● DIRECTIONS FOR THIS TASK: Please update the entries by replacing "screenshot" with "screen capture" throughout, keeping everything else the same.

(Region and label listings)
·····

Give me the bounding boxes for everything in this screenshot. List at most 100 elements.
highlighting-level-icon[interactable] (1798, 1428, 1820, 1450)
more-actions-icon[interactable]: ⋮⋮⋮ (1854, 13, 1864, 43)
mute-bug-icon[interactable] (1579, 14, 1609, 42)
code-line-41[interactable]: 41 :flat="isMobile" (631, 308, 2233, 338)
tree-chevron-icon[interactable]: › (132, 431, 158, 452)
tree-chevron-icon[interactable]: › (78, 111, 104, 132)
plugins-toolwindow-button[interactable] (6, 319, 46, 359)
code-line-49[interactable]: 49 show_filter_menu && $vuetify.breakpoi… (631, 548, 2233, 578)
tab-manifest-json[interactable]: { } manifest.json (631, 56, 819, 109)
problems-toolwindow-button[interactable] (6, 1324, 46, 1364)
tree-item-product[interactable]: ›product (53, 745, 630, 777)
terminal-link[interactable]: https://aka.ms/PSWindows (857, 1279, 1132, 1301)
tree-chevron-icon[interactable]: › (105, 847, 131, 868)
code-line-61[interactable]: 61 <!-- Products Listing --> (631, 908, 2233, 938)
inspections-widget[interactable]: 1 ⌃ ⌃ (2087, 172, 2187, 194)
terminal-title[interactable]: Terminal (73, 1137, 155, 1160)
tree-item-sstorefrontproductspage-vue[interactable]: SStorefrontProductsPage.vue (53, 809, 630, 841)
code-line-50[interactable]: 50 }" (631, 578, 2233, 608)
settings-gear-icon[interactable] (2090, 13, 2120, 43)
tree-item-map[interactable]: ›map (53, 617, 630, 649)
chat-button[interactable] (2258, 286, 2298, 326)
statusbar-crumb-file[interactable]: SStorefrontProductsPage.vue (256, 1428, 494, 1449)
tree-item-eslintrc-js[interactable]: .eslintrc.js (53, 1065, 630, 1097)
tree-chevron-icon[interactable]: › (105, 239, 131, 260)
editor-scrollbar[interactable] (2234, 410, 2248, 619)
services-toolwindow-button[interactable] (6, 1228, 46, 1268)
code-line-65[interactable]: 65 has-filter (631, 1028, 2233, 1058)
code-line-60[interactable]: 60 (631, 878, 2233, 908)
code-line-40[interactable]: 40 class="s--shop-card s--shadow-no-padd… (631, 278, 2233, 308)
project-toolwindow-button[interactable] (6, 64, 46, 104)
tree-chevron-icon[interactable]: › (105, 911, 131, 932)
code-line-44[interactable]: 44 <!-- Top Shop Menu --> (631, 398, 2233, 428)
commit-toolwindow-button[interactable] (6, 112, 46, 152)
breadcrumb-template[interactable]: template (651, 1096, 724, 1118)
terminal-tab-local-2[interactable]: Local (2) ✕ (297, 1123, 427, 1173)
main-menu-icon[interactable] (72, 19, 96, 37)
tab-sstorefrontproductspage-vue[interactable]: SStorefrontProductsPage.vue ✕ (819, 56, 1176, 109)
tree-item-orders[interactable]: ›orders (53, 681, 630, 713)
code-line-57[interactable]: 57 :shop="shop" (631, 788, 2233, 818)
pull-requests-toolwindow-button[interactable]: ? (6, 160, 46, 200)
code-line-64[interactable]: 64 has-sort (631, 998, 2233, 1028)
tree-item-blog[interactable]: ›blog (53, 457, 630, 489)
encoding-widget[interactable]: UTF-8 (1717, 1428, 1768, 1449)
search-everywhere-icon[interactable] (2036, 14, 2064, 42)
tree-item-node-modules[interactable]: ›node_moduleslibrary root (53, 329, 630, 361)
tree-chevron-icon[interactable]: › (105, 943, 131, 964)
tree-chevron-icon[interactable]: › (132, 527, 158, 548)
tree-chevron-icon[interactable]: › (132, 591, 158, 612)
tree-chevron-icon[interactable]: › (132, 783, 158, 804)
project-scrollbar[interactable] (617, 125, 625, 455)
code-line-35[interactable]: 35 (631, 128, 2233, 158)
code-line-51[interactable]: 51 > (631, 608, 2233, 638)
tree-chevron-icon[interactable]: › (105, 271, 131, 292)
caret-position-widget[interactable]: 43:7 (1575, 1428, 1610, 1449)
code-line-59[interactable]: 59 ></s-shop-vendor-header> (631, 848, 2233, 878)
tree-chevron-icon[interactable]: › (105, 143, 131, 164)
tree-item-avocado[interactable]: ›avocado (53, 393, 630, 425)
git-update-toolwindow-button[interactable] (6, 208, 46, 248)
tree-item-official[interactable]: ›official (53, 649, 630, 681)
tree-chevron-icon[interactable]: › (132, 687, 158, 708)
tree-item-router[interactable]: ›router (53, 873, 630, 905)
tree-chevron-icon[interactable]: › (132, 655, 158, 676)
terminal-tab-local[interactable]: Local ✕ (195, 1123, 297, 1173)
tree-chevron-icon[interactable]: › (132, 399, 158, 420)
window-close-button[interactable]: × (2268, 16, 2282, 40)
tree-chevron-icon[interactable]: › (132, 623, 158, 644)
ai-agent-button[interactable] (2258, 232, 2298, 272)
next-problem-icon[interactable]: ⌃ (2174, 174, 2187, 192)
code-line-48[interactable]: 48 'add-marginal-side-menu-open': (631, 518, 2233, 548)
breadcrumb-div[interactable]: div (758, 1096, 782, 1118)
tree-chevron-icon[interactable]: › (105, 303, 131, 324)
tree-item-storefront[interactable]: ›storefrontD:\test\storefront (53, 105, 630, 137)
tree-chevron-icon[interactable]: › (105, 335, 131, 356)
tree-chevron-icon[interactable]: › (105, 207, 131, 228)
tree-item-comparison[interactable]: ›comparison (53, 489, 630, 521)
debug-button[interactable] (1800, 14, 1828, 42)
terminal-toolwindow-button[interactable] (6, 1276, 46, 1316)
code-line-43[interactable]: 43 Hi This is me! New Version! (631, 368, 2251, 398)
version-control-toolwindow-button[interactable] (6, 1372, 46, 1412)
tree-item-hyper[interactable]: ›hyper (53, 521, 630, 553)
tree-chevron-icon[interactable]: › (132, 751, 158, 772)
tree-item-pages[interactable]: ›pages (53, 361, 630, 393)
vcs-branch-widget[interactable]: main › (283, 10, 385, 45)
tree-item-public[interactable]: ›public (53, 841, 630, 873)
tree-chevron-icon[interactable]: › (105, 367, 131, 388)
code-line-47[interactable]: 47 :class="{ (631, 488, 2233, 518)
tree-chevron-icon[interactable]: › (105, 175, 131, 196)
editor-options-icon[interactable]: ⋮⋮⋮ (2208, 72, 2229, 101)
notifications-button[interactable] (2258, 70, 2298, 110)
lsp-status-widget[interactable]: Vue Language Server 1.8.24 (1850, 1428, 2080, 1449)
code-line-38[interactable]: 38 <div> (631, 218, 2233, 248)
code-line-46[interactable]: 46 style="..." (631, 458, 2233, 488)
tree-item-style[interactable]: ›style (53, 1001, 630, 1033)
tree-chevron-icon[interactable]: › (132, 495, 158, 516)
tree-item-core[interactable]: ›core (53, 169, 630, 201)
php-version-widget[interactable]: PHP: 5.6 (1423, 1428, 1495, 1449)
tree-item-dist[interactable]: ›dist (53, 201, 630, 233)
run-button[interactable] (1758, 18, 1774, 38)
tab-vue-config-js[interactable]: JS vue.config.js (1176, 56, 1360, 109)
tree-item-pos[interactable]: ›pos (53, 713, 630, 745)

·····

● WORKED ANSWER:
Give me the bounding boxes for everything in this screen capture. List at most 100 elements.
highlighting-level-icon[interactable] (1798, 1428, 1820, 1450)
more-actions-icon[interactable]: ⋮⋮⋮ (1854, 13, 1864, 43)
mute-bug-icon[interactable] (1579, 14, 1609, 42)
code-line-41[interactable]: 41 :flat="isMobile" (631, 308, 2233, 338)
tree-chevron-icon[interactable]: › (132, 431, 158, 452)
tree-chevron-icon[interactable]: › (78, 111, 104, 132)
plugins-toolwindow-button[interactable] (6, 319, 46, 359)
code-line-49[interactable]: 49 show_filter_menu && $vuetify.breakpoi… (631, 548, 2233, 578)
tab-manifest-json[interactable]: { } manifest.json (631, 56, 819, 109)
problems-toolwindow-button[interactable] (6, 1324, 46, 1364)
tree-item-product[interactable]: ›product (53, 745, 630, 777)
terminal-link[interactable]: https://aka.ms/PSWindows (857, 1279, 1132, 1301)
tree-chevron-icon[interactable]: › (105, 847, 131, 868)
code-line-61[interactable]: 61 <!-- Products Listing --> (631, 908, 2233, 938)
inspections-widget[interactable]: 1 ⌃ ⌃ (2087, 172, 2187, 194)
terminal-title[interactable]: Terminal (73, 1137, 155, 1160)
tree-item-sstorefrontproductspage-vue[interactable]: SStorefrontProductsPage.vue (53, 809, 630, 841)
code-line-50[interactable]: 50 }" (631, 578, 2233, 608)
settings-gear-icon[interactable] (2090, 13, 2120, 43)
tree-item-map[interactable]: ›map (53, 617, 630, 649)
chat-button[interactable] (2258, 286, 2298, 326)
statusbar-crumb-file[interactable]: SStorefrontProductsPage.vue (256, 1428, 494, 1449)
tree-item-eslintrc-js[interactable]: .eslintrc.js (53, 1065, 630, 1097)
tree-chevron-icon[interactable]: › (105, 239, 131, 260)
editor-scrollbar[interactable] (2234, 410, 2248, 619)
services-toolwindow-button[interactable] (6, 1228, 46, 1268)
code-line-65[interactable]: 65 has-filter (631, 1028, 2233, 1058)
code-line-60[interactable]: 60 (631, 878, 2233, 908)
code-line-40[interactable]: 40 class="s--shop-card s--shadow-no-padd… (631, 278, 2233, 308)
project-toolwindow-button[interactable] (6, 64, 46, 104)
tree-chevron-icon[interactable]: › (105, 911, 131, 932)
code-line-44[interactable]: 44 <!-- Top Shop Menu --> (631, 398, 2233, 428)
commit-toolwindow-button[interactable] (6, 112, 46, 152)
breadcrumb-template[interactable]: template (651, 1096, 724, 1118)
terminal-tab-local-2[interactable]: Local (2) ✕ (297, 1123, 427, 1173)
main-menu-icon[interactable] (72, 19, 96, 37)
tab-sstorefrontproductspage-vue[interactable]: SStorefrontProductsPage.vue ✕ (819, 56, 1176, 109)
tree-item-orders[interactable]: ›orders (53, 681, 630, 713)
code-line-57[interactable]: 57 :shop="shop" (631, 788, 2233, 818)
pull-requests-toolwindow-button[interactable]: ? (6, 160, 46, 200)
code-line-64[interactable]: 64 has-sort (631, 998, 2233, 1028)
tree-item-blog[interactable]: ›blog (53, 457, 630, 489)
encoding-widget[interactable]: UTF-8 (1717, 1428, 1768, 1449)
search-everywhere-icon[interactable] (2036, 14, 2064, 42)
tree-item-node-modules[interactable]: ›node_moduleslibrary root (53, 329, 630, 361)
tree-chevron-icon[interactable]: › (105, 943, 131, 964)
tree-chevron-icon[interactable]: › (132, 527, 158, 548)
tree-chevron-icon[interactable]: › (132, 591, 158, 612)
tree-chevron-icon[interactable]: › (132, 783, 158, 804)
project-scrollbar[interactable] (617, 125, 625, 455)
code-line-35[interactable]: 35 (631, 128, 2233, 158)
code-line-51[interactable]: 51 > (631, 608, 2233, 638)
tree-chevron-icon[interactable]: › (105, 271, 131, 292)
caret-position-widget[interactable]: 43:7 (1575, 1428, 1610, 1449)
code-line-59[interactable]: 59 ></s-shop-vendor-header> (631, 848, 2233, 878)
tree-chevron-icon[interactable]: › (105, 143, 131, 164)
tree-item-avocado[interactable]: ›avocado (53, 393, 630, 425)
git-update-toolwindow-button[interactable] (6, 208, 46, 248)
tree-item-official[interactable]: ›official (53, 649, 630, 681)
tree-chevron-icon[interactable]: › (132, 687, 158, 708)
tree-item-router[interactable]: ›router (53, 873, 630, 905)
tree-chevron-icon[interactable]: › (132, 655, 158, 676)
terminal-tab-local[interactable]: Local ✕ (195, 1123, 297, 1173)
tree-chevron-icon[interactable]: › (132, 399, 158, 420)
window-close-button[interactable]: × (2268, 16, 2282, 40)
tree-chevron-icon[interactable]: › (132, 623, 158, 644)
ai-agent-button[interactable] (2258, 232, 2298, 272)
next-problem-icon[interactable]: ⌃ (2174, 174, 2187, 192)
code-line-48[interactable]: 48 'add-marginal-side-menu-open': (631, 518, 2233, 548)
breadcrumb-div[interactable]: div (758, 1096, 782, 1118)
tree-chevron-icon[interactable]: › (105, 303, 131, 324)
tree-item-storefront[interactable]: ›storefrontD:\test\storefront (53, 105, 630, 137)
tree-chevron-icon[interactable]: › (105, 335, 131, 356)
tree-chevron-icon[interactable]: › (105, 207, 131, 228)
tree-item-comparison[interactable]: ›comparison (53, 489, 630, 521)
debug-button[interactable] (1800, 14, 1828, 42)
terminal-toolwindow-button[interactable] (6, 1276, 46, 1316)
code-line-43[interactable]: 43 Hi This is me! New Version! (631, 368, 2251, 398)
version-control-toolwindow-button[interactable] (6, 1372, 46, 1412)
tree-item-hyper[interactable]: ›hyper (53, 521, 630, 553)
tree-chevron-icon[interactable]: › (132, 751, 158, 772)
tree-item-pages[interactable]: ›pages (53, 361, 630, 393)
vcs-branch-widget[interactable]: main › (283, 10, 385, 45)
tree-item-public[interactable]: ›public (53, 841, 630, 873)
tree-chevron-icon[interactable]: › (105, 367, 131, 388)
code-line-47[interactable]: 47 :class="{ (631, 488, 2233, 518)
tree-chevron-icon[interactable]: › (105, 175, 131, 196)
editor-options-icon[interactable]: ⋮⋮⋮ (2208, 72, 2229, 101)
notifications-button[interactable] (2258, 70, 2298, 110)
lsp-status-widget[interactable]: Vue Language Server 1.8.24 (1850, 1428, 2080, 1449)
code-line-38[interactable]: 38 <div> (631, 218, 2233, 248)
code-line-46[interactable]: 46 style="..." (631, 458, 2233, 488)
tree-item-style[interactable]: ›style (53, 1001, 630, 1033)
tree-chevron-icon[interactable]: › (132, 495, 158, 516)
tree-item-core[interactable]: ›core (53, 169, 630, 201)
php-version-widget[interactable]: PHP: 5.6 (1423, 1428, 1495, 1449)
tree-item-dist[interactable]: ›dist (53, 201, 630, 233)
run-button[interactable] (1758, 18, 1774, 38)
tab-vue-config-js[interactable]: JS vue.config.js (1176, 56, 1360, 109)
tree-item-pos[interactable]: ›pos (53, 713, 630, 745)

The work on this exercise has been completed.